> **RECORDS TO USE**:
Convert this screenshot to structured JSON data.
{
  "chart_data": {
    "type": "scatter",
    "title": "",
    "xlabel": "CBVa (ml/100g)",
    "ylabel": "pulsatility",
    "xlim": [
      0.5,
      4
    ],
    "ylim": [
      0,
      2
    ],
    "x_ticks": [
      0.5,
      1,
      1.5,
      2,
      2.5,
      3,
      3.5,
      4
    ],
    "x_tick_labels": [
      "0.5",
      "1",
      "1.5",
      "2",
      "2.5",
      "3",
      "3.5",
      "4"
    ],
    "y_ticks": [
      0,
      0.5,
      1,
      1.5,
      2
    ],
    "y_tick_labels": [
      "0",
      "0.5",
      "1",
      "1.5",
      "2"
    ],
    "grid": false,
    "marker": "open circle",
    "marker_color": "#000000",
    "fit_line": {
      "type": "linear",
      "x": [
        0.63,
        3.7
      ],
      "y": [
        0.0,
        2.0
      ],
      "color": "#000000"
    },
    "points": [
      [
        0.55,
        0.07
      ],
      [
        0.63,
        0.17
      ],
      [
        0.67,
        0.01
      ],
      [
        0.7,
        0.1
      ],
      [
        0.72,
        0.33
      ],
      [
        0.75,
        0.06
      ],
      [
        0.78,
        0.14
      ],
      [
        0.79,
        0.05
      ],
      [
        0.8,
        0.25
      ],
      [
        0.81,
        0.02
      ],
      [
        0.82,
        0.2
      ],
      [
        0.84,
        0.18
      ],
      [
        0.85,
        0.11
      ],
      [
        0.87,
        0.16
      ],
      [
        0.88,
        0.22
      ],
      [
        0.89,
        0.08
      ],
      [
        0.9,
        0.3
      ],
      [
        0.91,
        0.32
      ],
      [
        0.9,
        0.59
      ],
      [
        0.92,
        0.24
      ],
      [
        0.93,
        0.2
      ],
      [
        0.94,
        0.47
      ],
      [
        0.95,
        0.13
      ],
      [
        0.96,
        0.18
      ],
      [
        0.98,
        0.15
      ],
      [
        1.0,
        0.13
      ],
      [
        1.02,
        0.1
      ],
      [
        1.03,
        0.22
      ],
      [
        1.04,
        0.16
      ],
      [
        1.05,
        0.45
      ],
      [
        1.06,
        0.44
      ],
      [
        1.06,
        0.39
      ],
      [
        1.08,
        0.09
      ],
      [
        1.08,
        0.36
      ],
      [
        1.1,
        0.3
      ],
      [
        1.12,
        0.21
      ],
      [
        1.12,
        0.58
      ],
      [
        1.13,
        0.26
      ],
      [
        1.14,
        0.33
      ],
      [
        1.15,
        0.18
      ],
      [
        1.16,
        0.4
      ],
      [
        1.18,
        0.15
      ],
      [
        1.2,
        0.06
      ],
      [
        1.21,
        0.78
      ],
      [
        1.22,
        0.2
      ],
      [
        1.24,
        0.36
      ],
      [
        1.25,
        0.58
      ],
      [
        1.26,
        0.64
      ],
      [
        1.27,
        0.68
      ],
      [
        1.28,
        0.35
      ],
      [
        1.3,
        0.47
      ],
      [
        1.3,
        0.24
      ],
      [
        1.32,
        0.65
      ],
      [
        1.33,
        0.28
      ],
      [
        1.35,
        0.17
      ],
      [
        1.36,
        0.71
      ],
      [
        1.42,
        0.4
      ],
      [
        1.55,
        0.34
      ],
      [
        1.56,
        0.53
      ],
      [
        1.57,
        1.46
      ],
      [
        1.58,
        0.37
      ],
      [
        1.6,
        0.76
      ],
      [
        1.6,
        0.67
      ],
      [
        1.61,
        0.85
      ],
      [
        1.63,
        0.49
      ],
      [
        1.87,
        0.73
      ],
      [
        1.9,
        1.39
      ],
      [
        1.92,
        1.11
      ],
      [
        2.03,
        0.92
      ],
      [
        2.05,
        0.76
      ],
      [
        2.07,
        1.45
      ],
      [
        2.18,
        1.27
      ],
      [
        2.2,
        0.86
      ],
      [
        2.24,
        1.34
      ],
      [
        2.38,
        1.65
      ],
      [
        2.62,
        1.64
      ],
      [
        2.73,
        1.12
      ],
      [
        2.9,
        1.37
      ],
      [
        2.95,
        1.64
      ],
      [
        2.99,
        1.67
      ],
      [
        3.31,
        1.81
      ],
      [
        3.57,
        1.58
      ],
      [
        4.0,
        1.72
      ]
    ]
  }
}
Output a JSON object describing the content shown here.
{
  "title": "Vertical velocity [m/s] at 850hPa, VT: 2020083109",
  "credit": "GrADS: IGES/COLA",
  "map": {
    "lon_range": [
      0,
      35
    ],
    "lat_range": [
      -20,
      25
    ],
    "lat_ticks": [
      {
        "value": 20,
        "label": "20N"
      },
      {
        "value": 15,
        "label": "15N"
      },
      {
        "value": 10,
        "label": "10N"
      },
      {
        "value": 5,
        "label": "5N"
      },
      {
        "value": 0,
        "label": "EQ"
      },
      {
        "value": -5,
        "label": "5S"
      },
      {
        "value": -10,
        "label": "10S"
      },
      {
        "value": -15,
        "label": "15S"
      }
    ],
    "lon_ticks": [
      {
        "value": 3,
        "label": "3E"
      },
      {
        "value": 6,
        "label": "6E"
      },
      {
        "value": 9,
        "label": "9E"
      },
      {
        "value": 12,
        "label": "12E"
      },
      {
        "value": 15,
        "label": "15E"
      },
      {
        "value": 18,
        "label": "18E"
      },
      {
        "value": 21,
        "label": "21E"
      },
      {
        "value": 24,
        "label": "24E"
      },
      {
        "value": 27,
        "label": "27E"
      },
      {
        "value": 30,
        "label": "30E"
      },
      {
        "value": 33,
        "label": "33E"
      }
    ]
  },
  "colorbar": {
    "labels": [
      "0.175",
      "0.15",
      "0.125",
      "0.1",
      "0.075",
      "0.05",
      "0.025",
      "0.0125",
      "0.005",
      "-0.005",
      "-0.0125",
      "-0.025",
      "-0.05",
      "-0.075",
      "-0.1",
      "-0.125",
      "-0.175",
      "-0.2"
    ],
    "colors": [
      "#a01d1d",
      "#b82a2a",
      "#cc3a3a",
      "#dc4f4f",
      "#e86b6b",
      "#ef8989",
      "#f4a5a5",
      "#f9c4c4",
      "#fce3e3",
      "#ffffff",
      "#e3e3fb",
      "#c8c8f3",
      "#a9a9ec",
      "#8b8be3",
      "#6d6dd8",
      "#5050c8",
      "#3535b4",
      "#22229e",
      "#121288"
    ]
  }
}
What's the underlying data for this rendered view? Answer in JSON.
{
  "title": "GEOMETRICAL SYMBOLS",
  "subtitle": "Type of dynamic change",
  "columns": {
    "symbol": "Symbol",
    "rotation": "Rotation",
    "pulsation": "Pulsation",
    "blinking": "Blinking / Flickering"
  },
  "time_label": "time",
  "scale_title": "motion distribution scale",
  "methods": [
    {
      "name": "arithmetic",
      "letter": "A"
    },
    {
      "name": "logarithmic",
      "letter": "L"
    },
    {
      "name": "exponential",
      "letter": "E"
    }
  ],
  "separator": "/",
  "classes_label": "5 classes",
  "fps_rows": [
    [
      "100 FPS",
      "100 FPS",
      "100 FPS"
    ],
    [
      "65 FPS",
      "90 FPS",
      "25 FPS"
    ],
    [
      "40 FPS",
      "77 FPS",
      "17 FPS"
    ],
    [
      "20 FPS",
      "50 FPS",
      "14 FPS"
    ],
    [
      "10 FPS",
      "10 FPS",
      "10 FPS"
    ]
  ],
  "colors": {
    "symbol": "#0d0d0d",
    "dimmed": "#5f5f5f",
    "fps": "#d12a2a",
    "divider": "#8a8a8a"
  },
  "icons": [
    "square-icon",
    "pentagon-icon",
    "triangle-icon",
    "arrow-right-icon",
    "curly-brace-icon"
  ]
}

> **WHAT YOU WILL DO**: Count the lines of the listing above that include the word "name" and state the total with nothing else.

> **EXERCISE SOLUTION**: 3